* [Work required] Retype every line of the data below, character for character, with nothing changed.
Start of Source material
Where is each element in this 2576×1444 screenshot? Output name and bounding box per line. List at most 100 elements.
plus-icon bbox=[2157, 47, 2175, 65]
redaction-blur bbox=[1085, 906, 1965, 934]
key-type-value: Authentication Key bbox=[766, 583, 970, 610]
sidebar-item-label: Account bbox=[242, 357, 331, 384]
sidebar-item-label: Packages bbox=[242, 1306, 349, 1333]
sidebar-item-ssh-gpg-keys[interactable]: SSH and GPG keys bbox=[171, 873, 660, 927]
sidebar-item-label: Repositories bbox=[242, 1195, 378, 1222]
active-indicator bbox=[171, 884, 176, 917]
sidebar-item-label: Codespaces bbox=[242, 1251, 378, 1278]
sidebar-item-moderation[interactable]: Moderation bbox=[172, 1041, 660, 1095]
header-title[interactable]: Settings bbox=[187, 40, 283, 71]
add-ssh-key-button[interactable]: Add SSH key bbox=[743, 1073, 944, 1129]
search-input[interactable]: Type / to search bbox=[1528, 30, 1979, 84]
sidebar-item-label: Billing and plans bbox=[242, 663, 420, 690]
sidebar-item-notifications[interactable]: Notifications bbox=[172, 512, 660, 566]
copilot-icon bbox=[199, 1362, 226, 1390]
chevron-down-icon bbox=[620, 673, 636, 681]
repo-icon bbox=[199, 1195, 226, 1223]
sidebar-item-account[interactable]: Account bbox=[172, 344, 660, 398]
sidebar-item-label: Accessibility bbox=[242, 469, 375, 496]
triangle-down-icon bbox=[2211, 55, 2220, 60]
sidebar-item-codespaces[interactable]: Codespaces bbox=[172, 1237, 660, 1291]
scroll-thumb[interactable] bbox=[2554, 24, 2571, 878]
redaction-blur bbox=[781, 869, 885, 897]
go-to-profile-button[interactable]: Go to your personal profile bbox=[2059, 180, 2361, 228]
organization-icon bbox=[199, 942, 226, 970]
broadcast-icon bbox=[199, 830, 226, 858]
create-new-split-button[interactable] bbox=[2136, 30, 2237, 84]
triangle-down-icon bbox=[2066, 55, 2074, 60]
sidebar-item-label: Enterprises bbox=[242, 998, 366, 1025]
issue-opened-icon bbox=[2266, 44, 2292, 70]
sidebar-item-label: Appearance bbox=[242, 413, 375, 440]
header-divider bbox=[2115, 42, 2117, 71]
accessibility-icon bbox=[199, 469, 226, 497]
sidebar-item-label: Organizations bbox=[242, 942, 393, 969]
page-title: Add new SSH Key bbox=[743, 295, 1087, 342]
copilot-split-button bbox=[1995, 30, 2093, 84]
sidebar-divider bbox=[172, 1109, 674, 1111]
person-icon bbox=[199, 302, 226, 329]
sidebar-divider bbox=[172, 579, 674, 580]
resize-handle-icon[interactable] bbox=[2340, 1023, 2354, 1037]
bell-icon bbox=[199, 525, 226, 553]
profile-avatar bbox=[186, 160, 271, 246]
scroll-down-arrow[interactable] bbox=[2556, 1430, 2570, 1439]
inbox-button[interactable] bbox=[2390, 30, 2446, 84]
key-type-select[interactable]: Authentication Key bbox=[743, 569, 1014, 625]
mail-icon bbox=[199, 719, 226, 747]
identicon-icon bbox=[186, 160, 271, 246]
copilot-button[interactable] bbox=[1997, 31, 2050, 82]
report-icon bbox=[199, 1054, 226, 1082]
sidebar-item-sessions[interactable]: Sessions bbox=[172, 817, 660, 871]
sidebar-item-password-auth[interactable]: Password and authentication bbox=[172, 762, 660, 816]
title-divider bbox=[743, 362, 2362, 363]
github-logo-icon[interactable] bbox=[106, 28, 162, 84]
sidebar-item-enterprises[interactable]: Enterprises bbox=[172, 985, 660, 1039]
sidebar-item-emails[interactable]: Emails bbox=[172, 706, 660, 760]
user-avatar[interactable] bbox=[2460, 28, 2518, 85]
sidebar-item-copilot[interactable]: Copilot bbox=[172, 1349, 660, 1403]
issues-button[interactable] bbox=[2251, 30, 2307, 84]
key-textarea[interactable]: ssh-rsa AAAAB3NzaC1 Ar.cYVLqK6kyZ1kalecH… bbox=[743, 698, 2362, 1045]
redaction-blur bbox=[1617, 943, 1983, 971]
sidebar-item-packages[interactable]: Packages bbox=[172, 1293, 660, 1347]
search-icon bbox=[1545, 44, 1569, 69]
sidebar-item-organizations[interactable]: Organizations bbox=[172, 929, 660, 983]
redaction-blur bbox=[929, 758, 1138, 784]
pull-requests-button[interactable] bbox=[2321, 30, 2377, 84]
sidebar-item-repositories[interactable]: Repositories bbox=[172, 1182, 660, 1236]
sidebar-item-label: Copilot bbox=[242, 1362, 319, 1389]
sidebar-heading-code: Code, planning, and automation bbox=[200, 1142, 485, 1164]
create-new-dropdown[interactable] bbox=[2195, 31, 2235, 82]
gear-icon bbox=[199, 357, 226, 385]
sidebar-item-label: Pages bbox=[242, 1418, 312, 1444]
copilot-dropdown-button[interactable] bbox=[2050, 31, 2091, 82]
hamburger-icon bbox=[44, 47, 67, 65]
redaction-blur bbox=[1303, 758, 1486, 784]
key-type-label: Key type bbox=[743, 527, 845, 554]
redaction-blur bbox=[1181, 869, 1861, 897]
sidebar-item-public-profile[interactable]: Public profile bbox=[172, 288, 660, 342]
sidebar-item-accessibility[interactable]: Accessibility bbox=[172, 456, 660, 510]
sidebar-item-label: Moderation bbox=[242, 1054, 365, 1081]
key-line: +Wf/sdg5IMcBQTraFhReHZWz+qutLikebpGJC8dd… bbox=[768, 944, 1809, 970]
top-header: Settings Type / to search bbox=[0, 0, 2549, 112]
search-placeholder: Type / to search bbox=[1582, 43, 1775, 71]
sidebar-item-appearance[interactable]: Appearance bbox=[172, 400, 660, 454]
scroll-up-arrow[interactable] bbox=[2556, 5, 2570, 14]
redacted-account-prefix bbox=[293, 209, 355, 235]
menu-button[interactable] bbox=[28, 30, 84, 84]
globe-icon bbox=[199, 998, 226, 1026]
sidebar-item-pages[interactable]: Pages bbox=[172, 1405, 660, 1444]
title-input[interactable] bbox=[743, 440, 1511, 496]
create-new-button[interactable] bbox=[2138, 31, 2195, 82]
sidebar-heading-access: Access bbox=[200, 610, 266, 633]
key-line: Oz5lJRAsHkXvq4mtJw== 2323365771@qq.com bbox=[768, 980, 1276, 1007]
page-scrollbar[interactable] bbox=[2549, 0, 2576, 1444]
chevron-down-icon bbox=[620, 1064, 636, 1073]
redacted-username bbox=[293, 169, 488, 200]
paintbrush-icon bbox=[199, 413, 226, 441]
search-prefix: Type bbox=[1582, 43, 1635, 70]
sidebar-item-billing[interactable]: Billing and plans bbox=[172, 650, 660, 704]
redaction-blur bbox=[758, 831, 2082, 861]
End of Source material
* [Worked solution]
Where is each element in this 2576×1444 screenshot? Output name and bounding box per line. List at most 100 elements.
plus-icon bbox=[2157, 47, 2175, 65]
redaction-blur bbox=[1085, 906, 1965, 934]
key-type-value: Authentication Key bbox=[766, 583, 970, 610]
sidebar-item-label: Account bbox=[242, 357, 331, 384]
sidebar-item-label: Packages bbox=[242, 1306, 349, 1333]
sidebar-item-ssh-gpg-keys[interactable]: SSH and GPG keys bbox=[171, 873, 660, 927]
sidebar-item-label: Repositories bbox=[242, 1195, 378, 1222]
active-indicator bbox=[171, 884, 176, 917]
sidebar-item-label: Codespaces bbox=[242, 1251, 378, 1278]
sidebar-item-moderation[interactable]: Moderation bbox=[172, 1041, 660, 1095]
header-title[interactable]: Settings bbox=[187, 40, 283, 71]
add-ssh-key-button[interactable]: Add SSH key bbox=[743, 1073, 944, 1129]
search-input[interactable]: Type / to search bbox=[1528, 30, 1979, 84]
sidebar-item-label: Billing and plans bbox=[242, 663, 420, 690]
sidebar-item-notifications[interactable]: Notifications bbox=[172, 512, 660, 566]
copilot-icon bbox=[199, 1362, 226, 1390]
chevron-down-icon bbox=[620, 673, 636, 681]
repo-icon bbox=[199, 1195, 226, 1223]
sidebar-item-account[interactable]: Account bbox=[172, 344, 660, 398]
sidebar-item-label: Accessibility bbox=[242, 469, 375, 496]
triangle-down-icon bbox=[2211, 55, 2220, 60]
sidebar-item-codespaces[interactable]: Codespaces bbox=[172, 1237, 660, 1291]
scroll-thumb[interactable] bbox=[2554, 24, 2571, 878]
redaction-blur bbox=[781, 869, 885, 897]
go-to-profile-button[interactable]: Go to your personal profile bbox=[2059, 180, 2361, 228]
organization-icon bbox=[199, 942, 226, 970]
broadcast-icon bbox=[199, 830, 226, 858]
create-new-split-button[interactable] bbox=[2136, 30, 2237, 84]
triangle-down-icon bbox=[2066, 55, 2074, 60]
sidebar-item-label: Enterprises bbox=[242, 998, 366, 1025]
issue-opened-icon bbox=[2266, 44, 2292, 70]
sidebar-item-label: Appearance bbox=[242, 413, 375, 440]
header-divider bbox=[2115, 42, 2117, 71]
accessibility-icon bbox=[199, 469, 226, 497]
sidebar-item-label: Organizations bbox=[242, 942, 393, 969]
page-title: Add new SSH Key bbox=[743, 295, 1087, 342]
copilot-split-button bbox=[1995, 30, 2093, 84]
sidebar-divider bbox=[172, 1109, 674, 1111]
person-icon bbox=[199, 302, 226, 329]
sidebar-divider bbox=[172, 579, 674, 580]
resize-handle-icon[interactable] bbox=[2340, 1023, 2354, 1037]
bell-icon bbox=[199, 525, 226, 553]
profile-avatar bbox=[186, 160, 271, 246]
scroll-down-arrow[interactable] bbox=[2556, 1430, 2570, 1439]
inbox-button[interactable] bbox=[2390, 30, 2446, 84]
key-type-select[interactable]: Authentication Key bbox=[743, 569, 1014, 625]
mail-icon bbox=[199, 719, 226, 747]
identicon-icon bbox=[186, 160, 271, 246]
copilot-button[interactable] bbox=[1997, 31, 2050, 82]
report-icon bbox=[199, 1054, 226, 1082]
sidebar-item-sessions[interactable]: Sessions bbox=[172, 817, 660, 871]
sidebar-item-password-auth[interactable]: Password and authentication bbox=[172, 762, 660, 816]
title-divider bbox=[743, 362, 2362, 363]
github-logo-icon[interactable] bbox=[106, 28, 162, 84]
sidebar-item-enterprises[interactable]: Enterprises bbox=[172, 985, 660, 1039]
sidebar-item-emails[interactable]: Emails bbox=[172, 706, 660, 760]
user-avatar[interactable] bbox=[2460, 28, 2518, 85]
sidebar-item-copilot[interactable]: Copilot bbox=[172, 1349, 660, 1403]
issues-button[interactable] bbox=[2251, 30, 2307, 84]
key-textarea[interactable]: ssh-rsa AAAAB3NzaC1 Ar.cYVLqK6kyZ1kalecH… bbox=[743, 698, 2362, 1045]
redaction-blur bbox=[1617, 943, 1983, 971]
sidebar-item-packages[interactable]: Packages bbox=[172, 1293, 660, 1347]
search-icon bbox=[1545, 44, 1569, 69]
sidebar-item-organizations[interactable]: Organizations bbox=[172, 929, 660, 983]
redaction-blur bbox=[929, 758, 1138, 784]
pull-requests-button[interactable] bbox=[2321, 30, 2377, 84]
sidebar-item-repositories[interactable]: Repositories bbox=[172, 1182, 660, 1236]
sidebar-item-label: Copilot bbox=[242, 1362, 319, 1389]
sidebar-heading-code: Code, planning, and automation bbox=[200, 1142, 485, 1164]
create-new-dropdown[interactable] bbox=[2195, 31, 2235, 82]
gear-icon bbox=[199, 357, 226, 385]
sidebar-item-label: Pages bbox=[242, 1418, 312, 1444]
copilot-dropdown-button[interactable] bbox=[2050, 31, 2091, 82]
hamburger-icon bbox=[44, 47, 67, 65]
redaction-blur bbox=[1303, 758, 1486, 784]
key-type-label: Key type bbox=[743, 527, 845, 554]
redaction-blur bbox=[1181, 869, 1861, 897]
sidebar-item-public-profile[interactable]: Public profile bbox=[172, 288, 660, 342]
sidebar-item-accessibility[interactable]: Accessibility bbox=[172, 456, 660, 510]
sidebar-item-label: Moderation bbox=[242, 1054, 365, 1081]
key-line: +Wf/sdg5IMcBQTraFhReHZWz+qutLikebpGJC8dd… bbox=[768, 944, 1809, 970]
top-header: Settings Type / to search bbox=[0, 0, 2549, 112]
search-placeholder: Type / to search bbox=[1582, 43, 1775, 71]
sidebar-item-appearance[interactable]: Appearance bbox=[172, 400, 660, 454]
scroll-up-arrow[interactable] bbox=[2556, 5, 2570, 14]
redacted-account-prefix bbox=[293, 209, 355, 235]
menu-button[interactable] bbox=[28, 30, 84, 84]
globe-icon bbox=[199, 998, 226, 1026]
sidebar-item-pages[interactable]: Pages bbox=[172, 1405, 660, 1444]
title-input[interactable] bbox=[743, 440, 1511, 496]
create-new-button[interactable] bbox=[2138, 31, 2195, 82]
sidebar-heading-access: Access bbox=[200, 610, 266, 633]
key-line: Oz5lJRAsHkXvq4mtJw== 2323365771@qq.com bbox=[768, 980, 1276, 1007]
page-scrollbar[interactable] bbox=[2549, 0, 2576, 1444]
chevron-down-icon bbox=[620, 1064, 636, 1073]
redacted-username bbox=[293, 169, 488, 200]
paintbrush-icon bbox=[199, 413, 226, 441]
search-prefix: Type bbox=[1582, 43, 1635, 70]
sidebar-item-billing[interactable]: Billing and plans bbox=[172, 650, 660, 704]
redaction-blur bbox=[758, 831, 2082, 861]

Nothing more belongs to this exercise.